セダンベースのステーションワゴンと、クロスカントリー4WDが由来であるSUVのボディを単純に考えてみると、ステーションワゴンのほうが長く、SUVのほうが腰高な印象を持つだろう。その印象は間違っていないのだが、いざこの2台を比較してみると興味深い結果が見つかる。
「メルセデス・ベンツ Eクラス」と「ポルシェ カイエン」を比較してみると、実は全長はそれほど変わらないのだ。Eクラスのほうが長く、カイエンのほうが短く感じるのは、車高の違いとホイールベースの違いが大きく影響していると考えられる。さらに大きな違いがあるのは全幅だ。この違いもボディサイズの印象の差に影響しているだろう。
ただ、気になるのは前面投影面積の違いによる燃費への影響だ。両車ともに空力については十分に検討しているはずだが、物理的な差を埋められるわけではない。例えばアウトバーンのような高速道路を走ると、前面投影面積が少なく重心も低いEクラスのほうが安定感が高いのではないだろうか。

課題の指示:
ステーションワゴンとSUVのボディを比べた上の文章を、最後の文の後から書き継げ。

データセットの記録:
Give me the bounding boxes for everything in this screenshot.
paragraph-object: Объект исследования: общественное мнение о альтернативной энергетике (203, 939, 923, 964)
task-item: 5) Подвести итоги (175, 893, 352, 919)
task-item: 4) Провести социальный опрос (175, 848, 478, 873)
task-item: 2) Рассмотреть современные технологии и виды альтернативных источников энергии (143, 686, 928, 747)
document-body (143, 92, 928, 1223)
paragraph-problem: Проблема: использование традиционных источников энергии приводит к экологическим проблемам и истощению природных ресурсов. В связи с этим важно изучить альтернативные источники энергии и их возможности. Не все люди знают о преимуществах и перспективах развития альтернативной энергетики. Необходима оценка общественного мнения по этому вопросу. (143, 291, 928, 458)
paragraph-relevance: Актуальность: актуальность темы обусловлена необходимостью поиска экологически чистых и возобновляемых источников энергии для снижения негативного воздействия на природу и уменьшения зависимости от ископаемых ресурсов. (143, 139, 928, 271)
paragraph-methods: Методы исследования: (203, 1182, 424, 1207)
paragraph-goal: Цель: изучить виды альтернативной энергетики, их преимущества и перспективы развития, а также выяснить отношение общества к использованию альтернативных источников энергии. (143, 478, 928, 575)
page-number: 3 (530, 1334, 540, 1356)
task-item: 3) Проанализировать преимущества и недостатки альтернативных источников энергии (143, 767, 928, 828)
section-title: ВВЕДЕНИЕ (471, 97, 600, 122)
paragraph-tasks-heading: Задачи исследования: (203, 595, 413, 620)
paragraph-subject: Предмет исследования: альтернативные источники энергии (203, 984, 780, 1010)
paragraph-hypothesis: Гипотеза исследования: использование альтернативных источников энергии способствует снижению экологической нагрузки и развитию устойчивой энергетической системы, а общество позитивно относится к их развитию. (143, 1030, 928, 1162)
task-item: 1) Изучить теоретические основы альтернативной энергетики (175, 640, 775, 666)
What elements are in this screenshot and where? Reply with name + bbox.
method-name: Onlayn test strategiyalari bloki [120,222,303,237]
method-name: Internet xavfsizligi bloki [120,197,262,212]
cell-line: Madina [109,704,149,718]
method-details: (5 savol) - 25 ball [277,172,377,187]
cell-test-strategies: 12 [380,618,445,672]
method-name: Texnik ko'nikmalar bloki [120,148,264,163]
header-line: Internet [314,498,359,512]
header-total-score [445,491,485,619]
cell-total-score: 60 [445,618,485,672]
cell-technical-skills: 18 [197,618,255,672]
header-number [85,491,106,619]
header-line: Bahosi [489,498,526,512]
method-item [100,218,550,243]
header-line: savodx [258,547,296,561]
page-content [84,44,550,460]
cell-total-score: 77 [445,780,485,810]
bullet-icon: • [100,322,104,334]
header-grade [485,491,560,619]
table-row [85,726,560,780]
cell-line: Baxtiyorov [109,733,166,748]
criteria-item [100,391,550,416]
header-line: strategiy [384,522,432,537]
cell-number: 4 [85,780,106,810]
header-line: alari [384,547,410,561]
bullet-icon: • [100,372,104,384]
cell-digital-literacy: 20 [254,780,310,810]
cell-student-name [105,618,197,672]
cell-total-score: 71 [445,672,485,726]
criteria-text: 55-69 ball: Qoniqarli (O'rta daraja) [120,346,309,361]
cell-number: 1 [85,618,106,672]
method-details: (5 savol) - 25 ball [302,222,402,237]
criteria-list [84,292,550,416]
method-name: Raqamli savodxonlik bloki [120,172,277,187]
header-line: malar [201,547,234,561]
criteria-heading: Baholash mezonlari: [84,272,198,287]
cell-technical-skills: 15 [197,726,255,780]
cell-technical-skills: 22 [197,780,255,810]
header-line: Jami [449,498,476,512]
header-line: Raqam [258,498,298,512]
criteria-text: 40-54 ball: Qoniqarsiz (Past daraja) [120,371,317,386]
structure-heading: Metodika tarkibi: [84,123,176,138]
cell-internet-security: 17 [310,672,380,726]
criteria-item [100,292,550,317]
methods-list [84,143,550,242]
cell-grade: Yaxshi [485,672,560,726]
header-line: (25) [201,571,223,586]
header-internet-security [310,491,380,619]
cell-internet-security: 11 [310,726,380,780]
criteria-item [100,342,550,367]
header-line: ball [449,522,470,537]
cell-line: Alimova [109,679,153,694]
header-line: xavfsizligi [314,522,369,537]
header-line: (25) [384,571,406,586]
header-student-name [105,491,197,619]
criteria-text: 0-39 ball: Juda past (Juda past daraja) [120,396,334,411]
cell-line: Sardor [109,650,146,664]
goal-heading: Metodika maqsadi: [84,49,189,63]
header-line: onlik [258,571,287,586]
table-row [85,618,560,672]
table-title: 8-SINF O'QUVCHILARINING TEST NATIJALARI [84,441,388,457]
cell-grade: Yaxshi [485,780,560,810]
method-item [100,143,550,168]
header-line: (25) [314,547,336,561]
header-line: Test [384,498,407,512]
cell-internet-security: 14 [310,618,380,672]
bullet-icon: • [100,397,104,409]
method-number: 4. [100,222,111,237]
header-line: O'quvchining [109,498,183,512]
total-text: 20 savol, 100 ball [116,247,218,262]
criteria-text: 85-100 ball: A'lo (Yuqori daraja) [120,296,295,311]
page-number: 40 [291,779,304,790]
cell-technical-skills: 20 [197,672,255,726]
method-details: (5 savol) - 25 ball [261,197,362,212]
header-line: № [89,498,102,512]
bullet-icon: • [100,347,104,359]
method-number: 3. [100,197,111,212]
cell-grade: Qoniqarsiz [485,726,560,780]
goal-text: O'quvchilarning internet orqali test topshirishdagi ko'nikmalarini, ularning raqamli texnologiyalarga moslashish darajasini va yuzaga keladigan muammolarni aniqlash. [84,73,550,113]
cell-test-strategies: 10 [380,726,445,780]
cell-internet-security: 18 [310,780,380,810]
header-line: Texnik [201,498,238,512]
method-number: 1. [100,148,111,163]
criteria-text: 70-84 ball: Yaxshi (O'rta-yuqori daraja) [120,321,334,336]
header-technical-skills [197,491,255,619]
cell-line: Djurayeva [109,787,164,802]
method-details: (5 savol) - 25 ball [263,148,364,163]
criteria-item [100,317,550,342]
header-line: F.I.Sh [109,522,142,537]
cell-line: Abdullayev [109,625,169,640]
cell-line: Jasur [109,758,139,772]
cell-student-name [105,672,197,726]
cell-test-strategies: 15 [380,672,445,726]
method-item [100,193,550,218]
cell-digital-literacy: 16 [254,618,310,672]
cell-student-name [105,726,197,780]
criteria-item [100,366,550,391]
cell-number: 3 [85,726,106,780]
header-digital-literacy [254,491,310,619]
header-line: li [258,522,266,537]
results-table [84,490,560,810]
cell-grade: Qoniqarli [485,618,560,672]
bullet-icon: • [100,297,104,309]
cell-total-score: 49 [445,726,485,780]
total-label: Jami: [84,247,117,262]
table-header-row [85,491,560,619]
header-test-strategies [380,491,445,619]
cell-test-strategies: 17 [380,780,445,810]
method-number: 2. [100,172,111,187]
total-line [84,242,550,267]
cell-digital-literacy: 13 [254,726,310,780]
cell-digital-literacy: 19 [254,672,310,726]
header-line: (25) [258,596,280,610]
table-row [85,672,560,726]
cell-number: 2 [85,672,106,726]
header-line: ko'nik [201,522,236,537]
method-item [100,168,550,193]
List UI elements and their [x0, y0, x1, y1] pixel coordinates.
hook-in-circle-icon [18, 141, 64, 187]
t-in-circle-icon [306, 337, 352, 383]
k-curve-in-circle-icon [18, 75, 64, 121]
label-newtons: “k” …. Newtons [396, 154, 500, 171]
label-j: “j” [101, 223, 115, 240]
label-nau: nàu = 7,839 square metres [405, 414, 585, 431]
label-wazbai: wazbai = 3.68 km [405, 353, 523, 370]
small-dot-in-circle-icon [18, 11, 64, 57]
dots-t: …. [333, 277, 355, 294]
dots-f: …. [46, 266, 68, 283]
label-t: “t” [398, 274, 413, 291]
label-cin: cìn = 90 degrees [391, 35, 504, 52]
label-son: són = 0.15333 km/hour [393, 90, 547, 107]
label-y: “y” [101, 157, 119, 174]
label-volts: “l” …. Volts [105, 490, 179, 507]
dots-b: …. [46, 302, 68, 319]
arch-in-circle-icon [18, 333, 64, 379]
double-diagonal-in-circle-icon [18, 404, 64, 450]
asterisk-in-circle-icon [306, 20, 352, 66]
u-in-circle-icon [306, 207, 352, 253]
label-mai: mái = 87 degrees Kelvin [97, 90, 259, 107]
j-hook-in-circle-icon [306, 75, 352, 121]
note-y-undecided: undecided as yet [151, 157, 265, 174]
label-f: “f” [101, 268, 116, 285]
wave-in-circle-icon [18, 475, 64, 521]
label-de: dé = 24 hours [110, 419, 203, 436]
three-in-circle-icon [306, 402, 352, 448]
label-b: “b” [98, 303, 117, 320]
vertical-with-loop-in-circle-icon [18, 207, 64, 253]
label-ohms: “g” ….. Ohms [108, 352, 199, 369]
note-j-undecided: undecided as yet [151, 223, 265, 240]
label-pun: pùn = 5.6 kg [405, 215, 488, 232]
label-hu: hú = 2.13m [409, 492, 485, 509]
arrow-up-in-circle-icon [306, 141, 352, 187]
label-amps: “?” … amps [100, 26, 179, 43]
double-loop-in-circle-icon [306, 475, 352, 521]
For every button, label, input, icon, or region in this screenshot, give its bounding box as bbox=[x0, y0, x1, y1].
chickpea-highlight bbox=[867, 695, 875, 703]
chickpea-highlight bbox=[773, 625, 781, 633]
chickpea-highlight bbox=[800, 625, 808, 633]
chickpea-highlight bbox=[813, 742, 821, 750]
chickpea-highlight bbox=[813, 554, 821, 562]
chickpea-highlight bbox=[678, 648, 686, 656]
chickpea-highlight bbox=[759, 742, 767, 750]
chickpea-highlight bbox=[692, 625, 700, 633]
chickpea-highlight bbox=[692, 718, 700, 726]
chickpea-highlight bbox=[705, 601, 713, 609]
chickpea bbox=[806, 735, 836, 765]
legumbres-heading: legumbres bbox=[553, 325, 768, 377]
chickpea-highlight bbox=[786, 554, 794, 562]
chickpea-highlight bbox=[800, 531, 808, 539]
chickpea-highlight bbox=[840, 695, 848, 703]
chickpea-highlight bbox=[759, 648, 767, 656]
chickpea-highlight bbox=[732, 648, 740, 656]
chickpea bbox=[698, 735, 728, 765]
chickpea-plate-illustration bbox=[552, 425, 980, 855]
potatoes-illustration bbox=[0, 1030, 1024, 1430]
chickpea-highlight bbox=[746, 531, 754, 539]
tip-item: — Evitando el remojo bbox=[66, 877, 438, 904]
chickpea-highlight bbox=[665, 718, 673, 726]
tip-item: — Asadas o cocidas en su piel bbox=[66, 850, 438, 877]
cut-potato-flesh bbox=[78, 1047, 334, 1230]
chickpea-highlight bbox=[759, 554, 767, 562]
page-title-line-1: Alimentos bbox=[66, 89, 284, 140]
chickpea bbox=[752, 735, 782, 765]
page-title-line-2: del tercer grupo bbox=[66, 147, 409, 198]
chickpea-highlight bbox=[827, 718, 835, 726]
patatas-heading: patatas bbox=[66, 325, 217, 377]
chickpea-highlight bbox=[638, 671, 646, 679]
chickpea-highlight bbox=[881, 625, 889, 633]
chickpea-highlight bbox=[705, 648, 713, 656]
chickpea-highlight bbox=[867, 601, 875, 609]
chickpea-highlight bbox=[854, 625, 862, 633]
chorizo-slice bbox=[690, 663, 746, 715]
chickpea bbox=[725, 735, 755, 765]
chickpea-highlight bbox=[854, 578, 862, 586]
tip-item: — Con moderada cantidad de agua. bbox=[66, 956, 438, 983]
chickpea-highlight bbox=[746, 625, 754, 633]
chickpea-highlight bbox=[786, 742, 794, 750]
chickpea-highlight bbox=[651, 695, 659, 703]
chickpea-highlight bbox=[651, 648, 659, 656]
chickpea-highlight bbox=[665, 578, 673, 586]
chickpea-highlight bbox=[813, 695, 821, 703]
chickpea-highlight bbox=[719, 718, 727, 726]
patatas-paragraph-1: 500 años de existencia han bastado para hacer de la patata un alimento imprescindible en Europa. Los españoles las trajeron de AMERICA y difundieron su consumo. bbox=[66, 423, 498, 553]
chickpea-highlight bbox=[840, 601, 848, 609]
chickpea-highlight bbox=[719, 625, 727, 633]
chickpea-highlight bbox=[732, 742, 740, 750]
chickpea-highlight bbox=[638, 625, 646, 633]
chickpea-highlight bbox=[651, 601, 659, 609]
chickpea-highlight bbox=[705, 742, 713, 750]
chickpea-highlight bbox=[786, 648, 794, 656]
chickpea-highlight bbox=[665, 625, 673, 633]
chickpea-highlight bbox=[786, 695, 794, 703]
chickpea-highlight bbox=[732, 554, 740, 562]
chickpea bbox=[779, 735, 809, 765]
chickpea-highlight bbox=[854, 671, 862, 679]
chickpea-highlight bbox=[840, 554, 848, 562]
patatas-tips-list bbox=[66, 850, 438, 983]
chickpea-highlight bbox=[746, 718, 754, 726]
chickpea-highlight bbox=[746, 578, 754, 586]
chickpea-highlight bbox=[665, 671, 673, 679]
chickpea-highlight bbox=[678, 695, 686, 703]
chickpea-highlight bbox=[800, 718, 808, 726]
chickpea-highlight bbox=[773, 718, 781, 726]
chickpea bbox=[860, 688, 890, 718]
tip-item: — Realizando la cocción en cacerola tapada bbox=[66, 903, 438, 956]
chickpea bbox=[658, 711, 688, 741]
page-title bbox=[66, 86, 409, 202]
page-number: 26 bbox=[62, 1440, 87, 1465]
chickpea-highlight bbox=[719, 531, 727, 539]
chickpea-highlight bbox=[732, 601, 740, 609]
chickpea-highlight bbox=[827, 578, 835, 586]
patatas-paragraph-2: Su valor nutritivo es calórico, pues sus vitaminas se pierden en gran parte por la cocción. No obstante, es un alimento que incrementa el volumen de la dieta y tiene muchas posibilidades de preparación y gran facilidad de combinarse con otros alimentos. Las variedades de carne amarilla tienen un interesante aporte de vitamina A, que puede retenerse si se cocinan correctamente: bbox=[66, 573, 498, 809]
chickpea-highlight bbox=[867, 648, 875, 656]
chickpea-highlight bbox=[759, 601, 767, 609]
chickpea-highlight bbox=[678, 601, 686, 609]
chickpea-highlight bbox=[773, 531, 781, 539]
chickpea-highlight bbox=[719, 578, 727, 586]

解答例:
メルセデスベンツ Eクラス・ステーションワゴン E 300 エクスクルーシブ
ボディサイズ=全長4960mm×全幅1880mm×全高1480mm
ホイールベース=2960mm
車両重量=1950kg
タイヤサイズ=225/55R18
ポルシェ カイエン
ボディサイズ=全長4930mm×全幅1983mm×全高1698mm
ホイールベース=2895mm
車両重量=2130kg
タイヤサイズ=225/55ZR20(前)295/45ZR20(後)
らしさと狙いどころが違うエンジン




Eクラスとカイエンのエンジンは形式も狙い所も違うと考えてよいだろう。Eクラスのエンジンは、メルセデス・ベンツとしての安定感の高さと環境性能を追求した結果、直列4気筒エンジンに落ち着いたと考えられる。あくまでステーションワゴンとしての機能性を追求しつつ、スポーツ性と環境性能のバランスをとった結果だ。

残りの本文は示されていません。